*TASK PROMPT*: Copy each entry as it stands, leaving nothing out.

*RAW DATA*:
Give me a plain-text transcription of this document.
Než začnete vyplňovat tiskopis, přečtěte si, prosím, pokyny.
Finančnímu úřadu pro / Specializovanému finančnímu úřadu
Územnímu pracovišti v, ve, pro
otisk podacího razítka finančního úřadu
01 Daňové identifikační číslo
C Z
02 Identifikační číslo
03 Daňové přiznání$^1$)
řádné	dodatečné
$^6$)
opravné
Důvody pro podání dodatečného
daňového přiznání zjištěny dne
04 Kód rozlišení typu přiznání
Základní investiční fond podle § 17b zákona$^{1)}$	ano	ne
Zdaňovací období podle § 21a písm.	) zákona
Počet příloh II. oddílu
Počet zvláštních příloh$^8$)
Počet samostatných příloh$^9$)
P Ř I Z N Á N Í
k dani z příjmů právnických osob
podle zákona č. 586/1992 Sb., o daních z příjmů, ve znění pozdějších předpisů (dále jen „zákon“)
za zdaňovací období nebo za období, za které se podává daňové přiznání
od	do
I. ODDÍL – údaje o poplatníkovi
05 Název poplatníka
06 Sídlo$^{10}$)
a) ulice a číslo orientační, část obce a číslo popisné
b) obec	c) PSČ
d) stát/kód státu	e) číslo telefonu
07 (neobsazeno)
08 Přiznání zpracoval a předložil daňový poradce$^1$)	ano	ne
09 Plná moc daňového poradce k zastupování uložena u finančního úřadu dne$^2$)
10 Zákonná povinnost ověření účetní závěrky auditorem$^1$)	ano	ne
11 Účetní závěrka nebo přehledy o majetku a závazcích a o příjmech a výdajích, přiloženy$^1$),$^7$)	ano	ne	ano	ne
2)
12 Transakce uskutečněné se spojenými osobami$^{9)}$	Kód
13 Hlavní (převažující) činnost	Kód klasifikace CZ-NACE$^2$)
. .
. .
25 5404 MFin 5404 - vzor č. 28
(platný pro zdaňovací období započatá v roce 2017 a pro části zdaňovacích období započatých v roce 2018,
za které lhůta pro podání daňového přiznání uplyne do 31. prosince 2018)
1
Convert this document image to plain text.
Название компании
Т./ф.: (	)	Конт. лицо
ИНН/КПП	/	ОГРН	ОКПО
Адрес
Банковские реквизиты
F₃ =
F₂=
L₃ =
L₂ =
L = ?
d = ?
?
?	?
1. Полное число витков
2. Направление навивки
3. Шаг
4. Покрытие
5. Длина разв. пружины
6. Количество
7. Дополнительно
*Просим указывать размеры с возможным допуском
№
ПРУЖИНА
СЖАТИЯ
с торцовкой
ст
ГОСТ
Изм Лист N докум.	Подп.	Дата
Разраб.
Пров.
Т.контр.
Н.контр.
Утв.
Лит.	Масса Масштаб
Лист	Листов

*FULL OUTPUT*:
Give me a plain-text transcription of this document.
Než začnete vyplňovat tiskopis, přečtěte si, prosím, pokyny.
Finančnímu úřadu pro / Specializovanému finančnímu úřadu
Územnímu pracovišti v, ve, pro
otisk podacího razítka finančního úřadu
01 Daňové identifikační číslo
C Z
02 Identifikační číslo
03 Daňové přiznání$^1$)
řádné	dodatečné
$^6$)
opravné
Důvody pro podání dodatečného
daňového přiznání zjištěny dne
04 Kód rozlišení typu přiznání
Základní investiční fond podle § 17b zákona$^{1)}$	ano	ne
Zdaňovací období podle § 21a písm.	) zákona
Počet příloh II. oddílu
Počet zvláštních příloh$^8$)
Počet samostatných příloh$^9$)
P Ř I Z N Á N Í
k dani z příjmů právnických osob
podle zákona č. 586/1992 Sb., o daních z příjmů, ve znění pozdějších předpisů (dále jen „zákon“)
za zdaňovací období nebo za období, za které se podává daňové přiznání
od	do
I. ODDÍL – údaje o poplatníkovi
05 Název poplatníka
06 Sídlo$^{10}$)
a) ulice a číslo orientační, část obce a číslo popisné
b) obec	c) PSČ
d) stát/kód státu	e) číslo telefonu
07 (neobsazeno)
08 Přiznání zpracoval a předložil daňový poradce$^1$)	ano	ne
09 Plná moc daňového poradce k zastupování uložena u finančního úřadu dne$^2$)
10 Zákonná povinnost ověření účetní závěrky auditorem$^1$)	ano	ne
11 Účetní závěrka nebo přehledy o majetku a závazcích a o příjmech a výdajích, přiloženy$^1$),$^7$)	ano	ne	ano	ne
2)
12 Transakce uskutečněné se spojenými osobami$^{9)}$	Kód
13 Hlavní (převažující) činnost	Kód klasifikace CZ-NACE$^2$)
. .
. .
25 5404 MFin 5404 - vzor č. 28
(platný pro zdaňovací období započatá v roce 2017 a pro části zdaňovacích období započatých v roce 2018,
za které lhůta pro podání daňového přiznání uplyne do 31. prosince 2018)
1
Convert this document image to plain text.
Название компании
Т./ф.: (	)	Конт. лицо
ИНН/КПП	/	ОГРН	ОКПО
Адрес
Банковские реквизиты
F₃ =
F₂=
L₃ =
L₂ =
L = ?
d = ?
?
?	?
1. Полное число витков
2. Направление навивки
3. Шаг
4. Покрытие
5. Длина разв. пружины
6. Количество
7. Дополнительно
*Просим указывать размеры с возможным допуском
№
ПРУЖИНА
СЖАТИЯ
с торцовкой
ст
ГОСТ
Изм Лист N докум.	Подп.	Дата
Разраб.
Пров.
Т.контр.
Н.контр.
Утв.
Лит.	Масса Масштаб
Лист	Листов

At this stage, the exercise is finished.